Copy the listing from its beginning up to and including the line with "Identify all the", replacing "slice-label" with "wedge-label" and leaving everything else unchanged. Leave out the pictures.

>> start

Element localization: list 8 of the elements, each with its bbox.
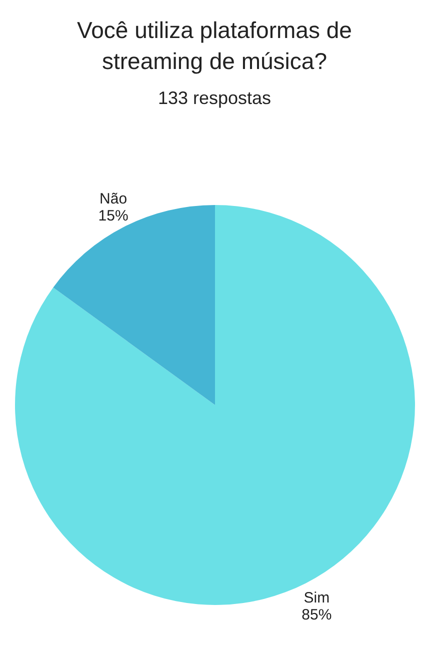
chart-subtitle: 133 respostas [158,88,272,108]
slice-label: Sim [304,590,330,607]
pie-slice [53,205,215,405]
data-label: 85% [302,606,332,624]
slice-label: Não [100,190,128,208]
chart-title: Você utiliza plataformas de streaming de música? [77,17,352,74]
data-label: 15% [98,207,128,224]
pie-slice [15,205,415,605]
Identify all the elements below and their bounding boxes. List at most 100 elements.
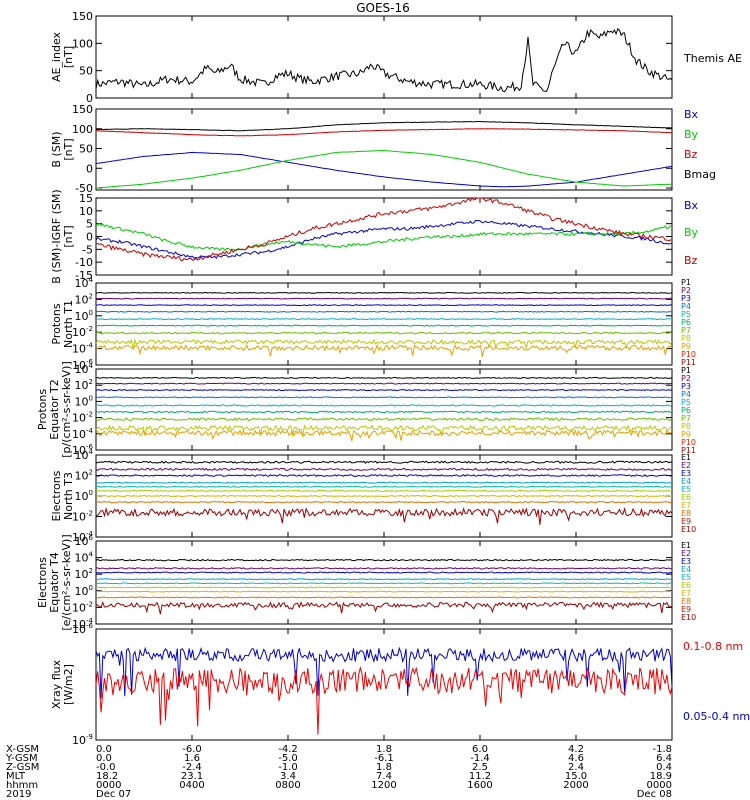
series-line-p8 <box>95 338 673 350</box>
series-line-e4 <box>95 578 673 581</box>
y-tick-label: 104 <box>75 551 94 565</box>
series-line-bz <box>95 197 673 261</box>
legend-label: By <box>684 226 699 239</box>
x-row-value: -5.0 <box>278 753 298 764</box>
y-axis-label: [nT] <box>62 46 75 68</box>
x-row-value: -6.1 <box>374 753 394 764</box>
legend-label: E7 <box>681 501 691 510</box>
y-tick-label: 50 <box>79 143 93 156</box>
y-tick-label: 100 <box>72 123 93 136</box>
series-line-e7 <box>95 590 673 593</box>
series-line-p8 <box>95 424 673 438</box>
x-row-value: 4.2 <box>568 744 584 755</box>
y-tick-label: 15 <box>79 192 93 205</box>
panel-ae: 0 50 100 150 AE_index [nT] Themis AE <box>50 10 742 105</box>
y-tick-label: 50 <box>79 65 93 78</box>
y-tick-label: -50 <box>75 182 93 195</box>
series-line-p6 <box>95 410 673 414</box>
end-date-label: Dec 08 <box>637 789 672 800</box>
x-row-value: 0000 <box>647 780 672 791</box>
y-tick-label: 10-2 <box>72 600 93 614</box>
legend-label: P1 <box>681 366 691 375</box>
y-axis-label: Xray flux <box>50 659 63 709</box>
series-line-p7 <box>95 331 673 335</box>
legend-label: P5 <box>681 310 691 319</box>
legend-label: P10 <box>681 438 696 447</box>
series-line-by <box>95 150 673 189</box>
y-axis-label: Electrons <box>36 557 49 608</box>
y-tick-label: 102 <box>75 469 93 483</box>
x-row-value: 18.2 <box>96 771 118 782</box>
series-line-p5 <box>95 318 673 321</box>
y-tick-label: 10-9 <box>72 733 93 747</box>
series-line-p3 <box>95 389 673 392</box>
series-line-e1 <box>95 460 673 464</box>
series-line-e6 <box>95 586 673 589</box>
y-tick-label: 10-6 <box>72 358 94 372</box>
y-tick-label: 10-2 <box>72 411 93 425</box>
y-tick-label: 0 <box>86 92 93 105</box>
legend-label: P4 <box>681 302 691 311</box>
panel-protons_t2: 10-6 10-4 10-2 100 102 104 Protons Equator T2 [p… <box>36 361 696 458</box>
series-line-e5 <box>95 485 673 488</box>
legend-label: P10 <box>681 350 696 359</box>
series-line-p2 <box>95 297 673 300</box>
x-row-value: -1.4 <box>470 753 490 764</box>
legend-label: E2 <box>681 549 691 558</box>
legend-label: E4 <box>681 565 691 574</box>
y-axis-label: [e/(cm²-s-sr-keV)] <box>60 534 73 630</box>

>> end

Answer in full:
Element localization: list 8 of the elements, each with its bbox.
chart-subtitle: 133 respostas [158,88,272,108]
wedge-label: Sim [304,590,330,607]
pie-slice [53,205,215,405]
data-label: 85% [302,606,332,624]
wedge-label: Não [100,190,128,208]
chart-title: Você utiliza plataformas de streaming de música? [77,17,352,74]
data-label: 15% [98,207,128,224]
pie-slice [15,205,415,605]
Identify all the elements below and their bounding boxes. List at most 100 elements.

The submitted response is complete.